Work required => Keep the pictures out of the copy and print all the entries below exactly.

Dataset rows =>
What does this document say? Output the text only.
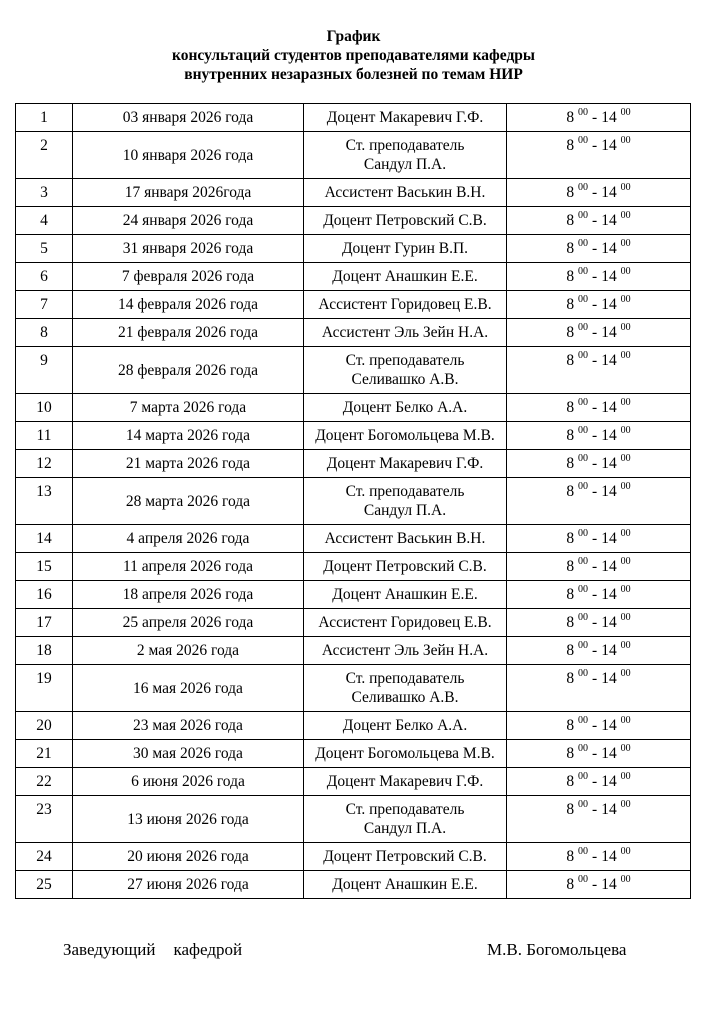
График
консультаций студентов преподавателями кафедры
внутренних незаразных болезней по темам НИР
1	03 января 2026 года	Доцент Макаревич Г.Ф.	8 $^{00}$ - 14 $^{00}$
2	10 января 2026 года	Ст. преподаватель
Сандул П.А.	8 $^{00}$ - 14 $^{00}$
3	17 января 2026года	Ассистент Васькин В.Н.	8 $^{00}$ - 14 $^{00}$
4	24 января 2026 года	Доцент Петровский С.В.	8 $^{00}$ - 14 $^{00}$
5	31 января 2026 года	Доцент Гурин В.П.	8 $^{00}$ - 14 $^{00}$
6	7 февраля 2026 года	Доцент Анашкин Е.Е.	8 $^{00}$ - 14 $^{00}$
7	14 февраля 2026 года	Ассистент Горидовец Е.В.	8 $^{00}$ - 14 $^{00}$
8	21 февраля 2026 года	Ассистент Эль Зейн Н.А.	8 $^{00}$ - 14 $^{00}$
9	28 февраля 2026 года	Ст. преподаватель
Селивашко А.В.	8 $^{00}$ - 14 $^{00}$
10	7 марта 2026 года	Доцент Белко А.А.	8 $^{00}$ - 14 $^{00}$
11	14 марта 2026 года	Доцент Богомольцева М.В.	8 $^{00}$ - 14 $^{00}$
12	21 марта 2026 года	Доцент Макаревич Г.Ф.	8 $^{00}$ - 14 $^{00}$
13	28 марта 2026 года	Ст. преподаватель
Сандул П.А.	8 $^{00}$ - 14 $^{00}$
14	4 апреля 2026 года	Ассистент Васькин В.Н.	8 $^{00}$ - 14 $^{00}$
15	11 апреля 2026 года	Доцент Петровский С.В.	8 $^{00}$ - 14 $^{00}$
16	18 апреля 2026 года	Доцент Анашкин Е.Е.	8 $^{00}$ - 14 $^{00}$
17	25 апреля 2026 года	Ассистент Горидовец Е.В.	8 $^{00}$ - 14 $^{00}$
18	2 мая 2026 года	Ассистент Эль Зейн Н.А.	8 $^{00}$ - 14 $^{00}$
19	16 мая 2026 года	Ст. преподаватель
Селивашко А.В.	8 $^{00}$ - 14 $^{00}$
20	23 мая 2026 года	Доцент Белко А.А.	8 $^{00}$ - 14 $^{00}$
21	30 мая 2026 года	Доцент Богомольцева М.В.	8 $^{00}$ - 14 $^{00}$
22	6 июня 2026 года	Доцент Макаревич Г.Ф.	8 $^{00}$ - 14 $^{00}$
23	13 июня 2026 года	Ст. преподаватель
Сандул П.А.	8 $^{00}$ - 14 $^{00}$
24	20 июня 2026 года	Доцент Петровский С.В.	8 $^{00}$ - 14 $^{00}$
25	27 июня 2026 года	Доцент Анашкин Е.Е.	8 $^{00}$ - 14 $^{00}$
Заведующий кафедрой	М.В. Богомольцева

Finished answer =>
What does this document say? Output the text only.
График
консультаций студентов преподавателями кафедры
внутренних незаразных болезней по темам НИР
1	03 января 2026 года	Доцент Макаревич Г.Ф.	8 $^{00}$ - 14 $^{00}$
2	10 января 2026 года	Ст. преподаватель
Сандул П.А.	8 $^{00}$ - 14 $^{00}$
3	17 января 2026года	Ассистент Васькин В.Н.	8 $^{00}$ - 14 $^{00}$
4	24 января 2026 года	Доцент Петровский С.В.	8 $^{00}$ - 14 $^{00}$
5	31 января 2026 года	Доцент Гурин В.П.	8 $^{00}$ - 14 $^{00}$
6	7 февраля 2026 года	Доцент Анашкин Е.Е.	8 $^{00}$ - 14 $^{00}$
7	14 февраля 2026 года	Ассистент Горидовец Е.В.	8 $^{00}$ - 14 $^{00}$
8	21 февраля 2026 года	Ассистент Эль Зейн Н.А.	8 $^{00}$ - 14 $^{00}$
9	28 февраля 2026 года	Ст. преподаватель
Селивашко А.В.	8 $^{00}$ - 14 $^{00}$
10	7 марта 2026 года	Доцент Белко А.А.	8 $^{00}$ - 14 $^{00}$
11	14 марта 2026 года	Доцент Богомольцева М.В.	8 $^{00}$ - 14 $^{00}$
12	21 марта 2026 года	Доцент Макаревич Г.Ф.	8 $^{00}$ - 14 $^{00}$
13	28 марта 2026 года	Ст. преподаватель
Сандул П.А.	8 $^{00}$ - 14 $^{00}$
14	4 апреля 2026 года	Ассистент Васькин В.Н.	8 $^{00}$ - 14 $^{00}$
15	11 апреля 2026 года	Доцент Петровский С.В.	8 $^{00}$ - 14 $^{00}$
16	18 апреля 2026 года	Доцент Анашкин Е.Е.	8 $^{00}$ - 14 $^{00}$
17	25 апреля 2026 года	Ассистент Горидовец Е.В.	8 $^{00}$ - 14 $^{00}$
18	2 мая 2026 года	Ассистент Эль Зейн Н.А.	8 $^{00}$ - 14 $^{00}$
19	16 мая 2026 года	Ст. преподаватель
Селивашко А.В.	8 $^{00}$ - 14 $^{00}$
20	23 мая 2026 года	Доцент Белко А.А.	8 $^{00}$ - 14 $^{00}$
21	30 мая 2026 года	Доцент Богомольцева М.В.	8 $^{00}$ - 14 $^{00}$
22	6 июня 2026 года	Доцент Макаревич Г.Ф.	8 $^{00}$ - 14 $^{00}$
23	13 июня 2026 года	Ст. преподаватель
Сандул П.А.	8 $^{00}$ - 14 $^{00}$
24	20 июня 2026 года	Доцент Петровский С.В.	8 $^{00}$ - 14 $^{00}$
25	27 июня 2026 года	Доцент Анашкин Е.Е.	8 $^{00}$ - 14 $^{00}$
Заведующий кафедрой	М.В. Богомольцева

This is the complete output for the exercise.